TO DO
Copy out exactly every line from the line containing "What text is on this page?" until the records below end, inclusive of both boundary lines.

(Data records)

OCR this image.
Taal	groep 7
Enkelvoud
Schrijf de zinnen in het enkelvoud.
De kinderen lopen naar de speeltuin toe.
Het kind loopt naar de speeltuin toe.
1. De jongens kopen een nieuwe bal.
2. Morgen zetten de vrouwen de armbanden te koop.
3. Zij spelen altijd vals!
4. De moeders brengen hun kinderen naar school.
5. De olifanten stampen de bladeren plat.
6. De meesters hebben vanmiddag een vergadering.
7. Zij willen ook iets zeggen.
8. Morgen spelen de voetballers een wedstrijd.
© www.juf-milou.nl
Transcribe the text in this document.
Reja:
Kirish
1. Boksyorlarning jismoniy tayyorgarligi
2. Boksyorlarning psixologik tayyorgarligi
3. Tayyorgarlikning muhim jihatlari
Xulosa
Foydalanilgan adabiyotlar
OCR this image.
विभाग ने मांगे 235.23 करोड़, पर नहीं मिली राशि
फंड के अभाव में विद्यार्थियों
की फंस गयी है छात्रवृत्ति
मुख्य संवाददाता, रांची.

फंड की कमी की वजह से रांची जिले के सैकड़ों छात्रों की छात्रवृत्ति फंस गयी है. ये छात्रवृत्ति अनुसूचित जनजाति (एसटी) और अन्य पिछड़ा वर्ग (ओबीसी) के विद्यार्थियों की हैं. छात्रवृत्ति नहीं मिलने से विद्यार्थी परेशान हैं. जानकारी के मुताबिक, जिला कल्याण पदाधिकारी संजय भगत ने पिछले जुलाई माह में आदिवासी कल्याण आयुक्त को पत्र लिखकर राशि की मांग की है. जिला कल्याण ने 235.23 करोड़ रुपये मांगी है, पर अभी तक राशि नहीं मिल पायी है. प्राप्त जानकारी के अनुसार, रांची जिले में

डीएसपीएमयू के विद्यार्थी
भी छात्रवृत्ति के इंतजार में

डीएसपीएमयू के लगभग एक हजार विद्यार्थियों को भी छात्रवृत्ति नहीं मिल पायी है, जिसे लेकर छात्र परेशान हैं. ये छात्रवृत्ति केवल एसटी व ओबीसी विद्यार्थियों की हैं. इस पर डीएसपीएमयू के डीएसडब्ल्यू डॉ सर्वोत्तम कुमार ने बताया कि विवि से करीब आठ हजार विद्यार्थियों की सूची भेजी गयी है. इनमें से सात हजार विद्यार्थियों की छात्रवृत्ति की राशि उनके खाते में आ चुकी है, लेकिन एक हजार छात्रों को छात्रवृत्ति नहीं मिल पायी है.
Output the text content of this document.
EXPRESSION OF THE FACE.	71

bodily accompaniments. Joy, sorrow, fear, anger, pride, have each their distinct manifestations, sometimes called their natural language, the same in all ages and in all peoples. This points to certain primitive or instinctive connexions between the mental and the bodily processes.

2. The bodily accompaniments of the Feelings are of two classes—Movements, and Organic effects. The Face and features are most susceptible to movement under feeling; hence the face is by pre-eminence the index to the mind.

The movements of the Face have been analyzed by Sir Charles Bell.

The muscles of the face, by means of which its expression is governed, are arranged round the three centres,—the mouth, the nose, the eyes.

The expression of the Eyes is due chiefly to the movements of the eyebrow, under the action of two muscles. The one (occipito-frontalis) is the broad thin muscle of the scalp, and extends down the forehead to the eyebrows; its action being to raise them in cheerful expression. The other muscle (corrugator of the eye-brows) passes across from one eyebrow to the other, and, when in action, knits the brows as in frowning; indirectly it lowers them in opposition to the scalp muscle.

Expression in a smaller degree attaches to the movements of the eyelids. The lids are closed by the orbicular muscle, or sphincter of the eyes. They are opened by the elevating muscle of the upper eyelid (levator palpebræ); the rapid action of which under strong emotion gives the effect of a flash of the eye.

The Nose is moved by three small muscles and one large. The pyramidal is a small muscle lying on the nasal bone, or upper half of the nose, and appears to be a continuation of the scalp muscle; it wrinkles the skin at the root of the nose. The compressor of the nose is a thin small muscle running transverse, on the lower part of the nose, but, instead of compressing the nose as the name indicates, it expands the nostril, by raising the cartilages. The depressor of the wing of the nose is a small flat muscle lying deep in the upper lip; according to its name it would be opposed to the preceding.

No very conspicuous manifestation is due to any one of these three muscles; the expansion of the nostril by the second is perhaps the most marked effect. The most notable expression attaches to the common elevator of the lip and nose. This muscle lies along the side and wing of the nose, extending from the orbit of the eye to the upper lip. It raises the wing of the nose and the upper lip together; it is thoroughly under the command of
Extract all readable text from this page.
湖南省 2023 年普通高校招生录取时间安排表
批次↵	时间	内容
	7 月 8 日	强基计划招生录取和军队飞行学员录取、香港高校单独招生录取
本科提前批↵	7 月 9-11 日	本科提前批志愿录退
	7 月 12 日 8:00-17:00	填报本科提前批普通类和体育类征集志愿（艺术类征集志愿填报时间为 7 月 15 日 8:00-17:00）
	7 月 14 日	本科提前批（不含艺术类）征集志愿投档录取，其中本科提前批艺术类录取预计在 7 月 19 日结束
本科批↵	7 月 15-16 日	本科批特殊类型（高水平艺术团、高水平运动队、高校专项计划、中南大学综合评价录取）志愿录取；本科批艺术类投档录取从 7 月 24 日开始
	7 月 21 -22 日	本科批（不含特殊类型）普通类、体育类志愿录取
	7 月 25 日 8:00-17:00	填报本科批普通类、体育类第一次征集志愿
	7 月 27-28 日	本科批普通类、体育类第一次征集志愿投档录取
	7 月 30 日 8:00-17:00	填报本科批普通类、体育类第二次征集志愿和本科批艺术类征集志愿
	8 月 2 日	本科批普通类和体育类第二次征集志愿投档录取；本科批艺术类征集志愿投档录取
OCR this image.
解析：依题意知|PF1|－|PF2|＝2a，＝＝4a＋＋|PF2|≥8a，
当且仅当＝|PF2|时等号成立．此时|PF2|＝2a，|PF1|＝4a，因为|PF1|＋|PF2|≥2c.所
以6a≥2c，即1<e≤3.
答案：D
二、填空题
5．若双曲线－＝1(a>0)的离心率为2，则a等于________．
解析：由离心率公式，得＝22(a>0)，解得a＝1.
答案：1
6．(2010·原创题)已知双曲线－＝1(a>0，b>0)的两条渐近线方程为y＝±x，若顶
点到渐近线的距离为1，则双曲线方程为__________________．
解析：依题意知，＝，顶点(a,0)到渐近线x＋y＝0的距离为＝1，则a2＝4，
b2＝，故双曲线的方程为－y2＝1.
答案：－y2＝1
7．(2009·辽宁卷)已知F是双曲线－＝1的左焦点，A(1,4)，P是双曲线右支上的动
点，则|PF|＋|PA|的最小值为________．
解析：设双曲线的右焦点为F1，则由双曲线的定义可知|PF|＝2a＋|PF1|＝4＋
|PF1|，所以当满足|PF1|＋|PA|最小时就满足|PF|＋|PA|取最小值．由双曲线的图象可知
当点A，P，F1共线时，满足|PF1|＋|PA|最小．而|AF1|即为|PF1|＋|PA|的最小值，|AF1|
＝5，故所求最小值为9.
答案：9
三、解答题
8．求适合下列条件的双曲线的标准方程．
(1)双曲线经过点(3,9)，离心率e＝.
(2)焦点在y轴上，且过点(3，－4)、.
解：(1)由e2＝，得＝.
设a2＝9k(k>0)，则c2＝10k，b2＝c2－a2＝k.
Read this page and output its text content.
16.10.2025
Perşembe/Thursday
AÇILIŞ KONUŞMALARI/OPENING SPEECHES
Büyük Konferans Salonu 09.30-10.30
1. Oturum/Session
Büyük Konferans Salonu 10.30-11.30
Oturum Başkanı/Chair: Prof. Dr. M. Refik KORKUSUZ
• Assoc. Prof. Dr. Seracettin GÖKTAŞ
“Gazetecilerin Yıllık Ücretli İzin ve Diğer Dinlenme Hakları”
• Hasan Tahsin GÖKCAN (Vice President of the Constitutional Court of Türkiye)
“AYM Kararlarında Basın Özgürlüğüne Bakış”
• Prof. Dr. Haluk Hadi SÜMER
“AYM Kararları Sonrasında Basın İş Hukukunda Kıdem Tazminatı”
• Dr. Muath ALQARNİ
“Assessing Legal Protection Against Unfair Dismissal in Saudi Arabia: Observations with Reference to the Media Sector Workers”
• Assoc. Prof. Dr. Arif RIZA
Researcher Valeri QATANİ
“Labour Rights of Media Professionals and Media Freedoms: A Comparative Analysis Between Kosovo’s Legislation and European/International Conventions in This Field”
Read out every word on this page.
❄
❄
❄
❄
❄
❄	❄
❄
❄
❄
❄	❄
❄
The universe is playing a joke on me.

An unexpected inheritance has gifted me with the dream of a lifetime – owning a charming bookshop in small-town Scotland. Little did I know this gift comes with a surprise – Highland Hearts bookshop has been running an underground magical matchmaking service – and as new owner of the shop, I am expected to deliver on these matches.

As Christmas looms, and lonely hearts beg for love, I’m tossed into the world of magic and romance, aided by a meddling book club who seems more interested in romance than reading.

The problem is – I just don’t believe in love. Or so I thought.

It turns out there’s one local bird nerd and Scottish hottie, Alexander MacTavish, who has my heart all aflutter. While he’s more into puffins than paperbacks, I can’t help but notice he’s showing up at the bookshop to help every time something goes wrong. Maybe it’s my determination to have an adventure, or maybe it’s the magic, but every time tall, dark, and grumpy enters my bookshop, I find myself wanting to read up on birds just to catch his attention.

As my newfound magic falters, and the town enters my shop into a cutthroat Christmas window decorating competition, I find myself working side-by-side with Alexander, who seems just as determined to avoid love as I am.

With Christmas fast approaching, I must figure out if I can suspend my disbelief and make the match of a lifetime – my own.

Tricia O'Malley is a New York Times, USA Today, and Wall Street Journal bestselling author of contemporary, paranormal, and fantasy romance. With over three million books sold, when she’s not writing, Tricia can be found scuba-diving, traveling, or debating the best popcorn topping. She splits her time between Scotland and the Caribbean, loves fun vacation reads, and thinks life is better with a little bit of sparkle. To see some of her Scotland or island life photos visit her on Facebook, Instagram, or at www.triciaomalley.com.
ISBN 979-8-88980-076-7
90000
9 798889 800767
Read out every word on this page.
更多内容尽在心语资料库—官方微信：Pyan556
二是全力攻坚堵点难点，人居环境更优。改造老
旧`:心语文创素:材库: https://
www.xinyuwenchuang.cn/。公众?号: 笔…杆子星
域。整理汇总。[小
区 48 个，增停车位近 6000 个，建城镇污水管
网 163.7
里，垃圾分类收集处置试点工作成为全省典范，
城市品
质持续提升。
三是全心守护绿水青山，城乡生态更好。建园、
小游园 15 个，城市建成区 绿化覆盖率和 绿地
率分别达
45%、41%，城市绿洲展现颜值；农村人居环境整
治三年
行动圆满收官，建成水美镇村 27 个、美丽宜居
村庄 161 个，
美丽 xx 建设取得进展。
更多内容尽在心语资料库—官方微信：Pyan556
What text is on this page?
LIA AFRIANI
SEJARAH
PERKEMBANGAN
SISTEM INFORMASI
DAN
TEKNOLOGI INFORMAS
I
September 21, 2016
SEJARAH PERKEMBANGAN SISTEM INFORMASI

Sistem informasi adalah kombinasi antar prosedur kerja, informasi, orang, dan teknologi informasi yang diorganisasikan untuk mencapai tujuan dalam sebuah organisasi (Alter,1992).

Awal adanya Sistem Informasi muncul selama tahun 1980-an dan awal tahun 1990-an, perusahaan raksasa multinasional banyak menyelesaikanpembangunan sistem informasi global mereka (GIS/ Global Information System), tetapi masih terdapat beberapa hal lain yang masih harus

TASK RESPONSE
What text is on this page?
LIA AFRIANI
SEJARAH
PERKEMBANGAN
SISTEM INFORMASI
DAN
TEKNOLOGI INFORMAS
I
September 21, 2016
SEJARAH PERKEMBANGAN SISTEM INFORMASI

Sistem informasi adalah kombinasi antar prosedur kerja, informasi, orang, dan teknologi informasi yang diorganisasikan untuk mencapai tujuan dalam sebuah organisasi (Alter,1992).

Awal adanya Sistem Informasi muncul selama tahun 1980-an dan awal tahun 1990-an, perusahaan raksasa multinasional banyak menyelesaikanpembangunan sistem informasi global mereka (GIS/ Global Information System), tetapi masih terdapat beberapa hal lain yang masih harus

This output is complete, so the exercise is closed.